_Exercise instructions:_
Check every line in the records below for the word "title" and report how many have it, nothing more.

_Exercise data:_
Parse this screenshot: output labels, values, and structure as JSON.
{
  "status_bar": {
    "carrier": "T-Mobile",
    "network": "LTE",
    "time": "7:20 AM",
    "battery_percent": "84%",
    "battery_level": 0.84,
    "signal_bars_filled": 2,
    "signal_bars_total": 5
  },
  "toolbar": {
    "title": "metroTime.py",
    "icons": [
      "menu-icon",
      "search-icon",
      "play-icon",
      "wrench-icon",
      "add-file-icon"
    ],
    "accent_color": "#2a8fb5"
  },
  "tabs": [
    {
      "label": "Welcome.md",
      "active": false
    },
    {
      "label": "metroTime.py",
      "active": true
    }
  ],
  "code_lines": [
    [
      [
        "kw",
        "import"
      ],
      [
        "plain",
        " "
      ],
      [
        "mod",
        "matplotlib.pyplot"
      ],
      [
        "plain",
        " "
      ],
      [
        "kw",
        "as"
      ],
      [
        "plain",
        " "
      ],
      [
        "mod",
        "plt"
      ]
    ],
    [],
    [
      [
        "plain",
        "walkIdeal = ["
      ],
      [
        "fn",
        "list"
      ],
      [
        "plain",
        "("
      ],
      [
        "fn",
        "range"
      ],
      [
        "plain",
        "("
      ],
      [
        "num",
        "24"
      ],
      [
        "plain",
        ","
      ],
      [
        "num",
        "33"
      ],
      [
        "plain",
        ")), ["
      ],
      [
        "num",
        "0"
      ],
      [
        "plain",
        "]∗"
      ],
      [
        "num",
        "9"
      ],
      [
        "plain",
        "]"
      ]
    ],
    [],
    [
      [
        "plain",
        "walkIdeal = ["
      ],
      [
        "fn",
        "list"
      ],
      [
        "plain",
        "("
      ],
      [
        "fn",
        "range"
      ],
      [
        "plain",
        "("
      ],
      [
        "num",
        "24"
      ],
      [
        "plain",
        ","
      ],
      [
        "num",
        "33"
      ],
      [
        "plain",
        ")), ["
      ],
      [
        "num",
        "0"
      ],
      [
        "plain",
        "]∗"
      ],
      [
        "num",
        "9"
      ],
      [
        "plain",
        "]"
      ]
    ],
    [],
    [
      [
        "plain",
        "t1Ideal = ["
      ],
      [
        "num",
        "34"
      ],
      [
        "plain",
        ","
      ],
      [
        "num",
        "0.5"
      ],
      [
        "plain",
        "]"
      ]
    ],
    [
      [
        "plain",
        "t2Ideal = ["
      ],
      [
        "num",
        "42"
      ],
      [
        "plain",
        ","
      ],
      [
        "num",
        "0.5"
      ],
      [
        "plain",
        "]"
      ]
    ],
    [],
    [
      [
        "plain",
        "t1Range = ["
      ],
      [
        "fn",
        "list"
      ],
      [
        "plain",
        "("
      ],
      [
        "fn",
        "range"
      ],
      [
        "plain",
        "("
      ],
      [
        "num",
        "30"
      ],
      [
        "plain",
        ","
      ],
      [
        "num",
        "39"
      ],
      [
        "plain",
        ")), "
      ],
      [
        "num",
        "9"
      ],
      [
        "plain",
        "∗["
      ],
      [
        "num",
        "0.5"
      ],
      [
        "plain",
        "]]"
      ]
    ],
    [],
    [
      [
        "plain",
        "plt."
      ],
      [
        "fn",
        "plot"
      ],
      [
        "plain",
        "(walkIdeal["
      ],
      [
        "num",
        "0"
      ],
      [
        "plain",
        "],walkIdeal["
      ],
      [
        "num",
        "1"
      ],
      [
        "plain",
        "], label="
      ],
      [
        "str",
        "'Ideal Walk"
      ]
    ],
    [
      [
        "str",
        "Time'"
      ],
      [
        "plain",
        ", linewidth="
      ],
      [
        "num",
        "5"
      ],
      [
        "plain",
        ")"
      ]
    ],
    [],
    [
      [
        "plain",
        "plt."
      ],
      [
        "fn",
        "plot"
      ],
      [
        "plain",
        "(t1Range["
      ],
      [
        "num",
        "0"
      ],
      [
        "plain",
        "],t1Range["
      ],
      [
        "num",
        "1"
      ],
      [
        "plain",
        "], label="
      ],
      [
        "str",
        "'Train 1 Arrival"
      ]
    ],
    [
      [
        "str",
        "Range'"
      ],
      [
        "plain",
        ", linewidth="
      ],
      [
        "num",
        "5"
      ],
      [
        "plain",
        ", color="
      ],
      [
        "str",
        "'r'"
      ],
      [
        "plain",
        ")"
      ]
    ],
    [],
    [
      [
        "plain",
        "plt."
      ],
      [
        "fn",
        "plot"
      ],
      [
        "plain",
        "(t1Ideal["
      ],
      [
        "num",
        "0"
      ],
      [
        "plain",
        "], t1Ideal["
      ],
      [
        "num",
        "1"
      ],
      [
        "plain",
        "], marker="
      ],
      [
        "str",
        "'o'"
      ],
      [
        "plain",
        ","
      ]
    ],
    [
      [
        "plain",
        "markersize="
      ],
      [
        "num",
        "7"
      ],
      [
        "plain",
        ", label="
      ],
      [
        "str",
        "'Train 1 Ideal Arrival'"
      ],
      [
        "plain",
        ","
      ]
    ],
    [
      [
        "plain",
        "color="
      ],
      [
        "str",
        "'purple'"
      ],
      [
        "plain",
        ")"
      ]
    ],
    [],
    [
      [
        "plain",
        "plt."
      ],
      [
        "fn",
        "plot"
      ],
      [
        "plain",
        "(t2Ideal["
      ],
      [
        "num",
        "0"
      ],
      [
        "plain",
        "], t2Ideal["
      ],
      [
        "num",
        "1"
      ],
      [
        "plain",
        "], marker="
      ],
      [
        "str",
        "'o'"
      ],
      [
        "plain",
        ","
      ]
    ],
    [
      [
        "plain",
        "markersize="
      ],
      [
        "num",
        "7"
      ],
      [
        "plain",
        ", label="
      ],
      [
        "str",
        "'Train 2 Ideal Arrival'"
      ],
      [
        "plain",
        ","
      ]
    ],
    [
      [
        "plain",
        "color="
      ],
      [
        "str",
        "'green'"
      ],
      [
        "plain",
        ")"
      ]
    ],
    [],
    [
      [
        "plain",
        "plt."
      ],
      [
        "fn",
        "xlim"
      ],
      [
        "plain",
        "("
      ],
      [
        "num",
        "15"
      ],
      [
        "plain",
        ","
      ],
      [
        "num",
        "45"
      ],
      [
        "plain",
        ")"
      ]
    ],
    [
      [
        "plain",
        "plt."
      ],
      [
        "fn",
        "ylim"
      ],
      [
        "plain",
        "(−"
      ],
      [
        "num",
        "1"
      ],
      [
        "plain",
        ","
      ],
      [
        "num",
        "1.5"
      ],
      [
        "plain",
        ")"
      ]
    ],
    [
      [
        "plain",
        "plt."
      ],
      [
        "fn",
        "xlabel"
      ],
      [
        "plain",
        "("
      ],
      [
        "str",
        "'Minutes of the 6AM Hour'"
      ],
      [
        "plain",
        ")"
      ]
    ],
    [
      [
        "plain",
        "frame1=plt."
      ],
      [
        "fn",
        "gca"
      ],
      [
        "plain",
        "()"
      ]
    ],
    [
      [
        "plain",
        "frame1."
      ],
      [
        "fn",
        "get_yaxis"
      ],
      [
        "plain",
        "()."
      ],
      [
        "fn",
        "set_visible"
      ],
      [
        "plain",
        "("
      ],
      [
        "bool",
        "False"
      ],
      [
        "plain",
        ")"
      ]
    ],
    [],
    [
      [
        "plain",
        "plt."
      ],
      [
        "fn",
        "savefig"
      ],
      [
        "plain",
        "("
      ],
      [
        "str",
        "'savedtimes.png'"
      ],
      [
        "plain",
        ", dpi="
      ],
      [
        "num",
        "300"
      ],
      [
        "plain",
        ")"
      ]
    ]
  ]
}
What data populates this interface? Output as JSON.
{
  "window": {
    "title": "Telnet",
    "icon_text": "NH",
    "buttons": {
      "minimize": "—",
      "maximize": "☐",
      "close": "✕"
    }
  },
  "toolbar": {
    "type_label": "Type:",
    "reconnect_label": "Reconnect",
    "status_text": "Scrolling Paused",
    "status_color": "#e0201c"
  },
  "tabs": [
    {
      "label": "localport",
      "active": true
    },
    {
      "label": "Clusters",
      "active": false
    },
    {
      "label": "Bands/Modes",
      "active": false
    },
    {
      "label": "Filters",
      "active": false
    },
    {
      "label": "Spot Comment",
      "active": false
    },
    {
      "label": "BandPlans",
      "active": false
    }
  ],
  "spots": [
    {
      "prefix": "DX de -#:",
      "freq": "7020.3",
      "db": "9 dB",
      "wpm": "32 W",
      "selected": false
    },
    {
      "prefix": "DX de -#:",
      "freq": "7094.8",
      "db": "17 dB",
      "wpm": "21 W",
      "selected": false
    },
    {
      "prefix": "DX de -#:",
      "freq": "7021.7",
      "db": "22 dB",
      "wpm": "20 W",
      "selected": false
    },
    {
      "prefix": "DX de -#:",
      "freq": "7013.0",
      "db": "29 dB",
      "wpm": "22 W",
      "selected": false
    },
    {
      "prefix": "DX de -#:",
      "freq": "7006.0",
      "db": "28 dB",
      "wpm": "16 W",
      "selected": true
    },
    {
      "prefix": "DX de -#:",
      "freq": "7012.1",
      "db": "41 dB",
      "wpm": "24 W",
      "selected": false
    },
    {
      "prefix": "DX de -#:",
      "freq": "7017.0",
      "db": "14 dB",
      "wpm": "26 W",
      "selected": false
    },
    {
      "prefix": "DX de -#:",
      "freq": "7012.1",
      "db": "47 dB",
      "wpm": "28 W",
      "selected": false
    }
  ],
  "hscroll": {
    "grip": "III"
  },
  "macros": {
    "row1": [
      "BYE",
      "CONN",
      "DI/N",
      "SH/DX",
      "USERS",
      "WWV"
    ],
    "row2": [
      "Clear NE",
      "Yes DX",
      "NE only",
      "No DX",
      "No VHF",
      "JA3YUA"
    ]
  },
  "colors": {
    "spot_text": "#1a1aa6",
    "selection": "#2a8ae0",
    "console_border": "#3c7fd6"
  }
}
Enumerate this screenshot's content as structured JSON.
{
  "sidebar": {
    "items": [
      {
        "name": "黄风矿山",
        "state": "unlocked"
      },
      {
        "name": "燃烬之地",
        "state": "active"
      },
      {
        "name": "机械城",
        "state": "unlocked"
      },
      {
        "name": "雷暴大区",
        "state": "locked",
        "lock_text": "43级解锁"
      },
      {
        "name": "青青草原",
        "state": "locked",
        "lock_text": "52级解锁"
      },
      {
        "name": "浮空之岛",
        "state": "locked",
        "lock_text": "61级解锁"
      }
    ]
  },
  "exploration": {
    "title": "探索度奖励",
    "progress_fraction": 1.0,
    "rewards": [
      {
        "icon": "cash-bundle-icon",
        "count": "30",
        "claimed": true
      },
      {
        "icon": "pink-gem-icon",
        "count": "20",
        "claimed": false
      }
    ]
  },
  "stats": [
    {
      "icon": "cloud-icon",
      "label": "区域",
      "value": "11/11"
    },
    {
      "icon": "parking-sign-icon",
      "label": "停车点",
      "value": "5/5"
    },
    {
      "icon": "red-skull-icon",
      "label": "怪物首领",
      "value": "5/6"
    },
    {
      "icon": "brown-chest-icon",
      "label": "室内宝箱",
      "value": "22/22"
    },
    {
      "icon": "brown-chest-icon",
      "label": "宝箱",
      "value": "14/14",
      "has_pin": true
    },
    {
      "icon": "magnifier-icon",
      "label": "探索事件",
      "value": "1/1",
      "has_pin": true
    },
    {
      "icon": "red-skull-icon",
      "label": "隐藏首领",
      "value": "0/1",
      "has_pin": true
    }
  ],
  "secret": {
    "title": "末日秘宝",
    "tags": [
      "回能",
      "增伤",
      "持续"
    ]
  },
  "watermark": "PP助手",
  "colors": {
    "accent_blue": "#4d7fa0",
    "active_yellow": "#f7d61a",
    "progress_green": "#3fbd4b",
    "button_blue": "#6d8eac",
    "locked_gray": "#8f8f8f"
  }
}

_Output for this exercise:_
4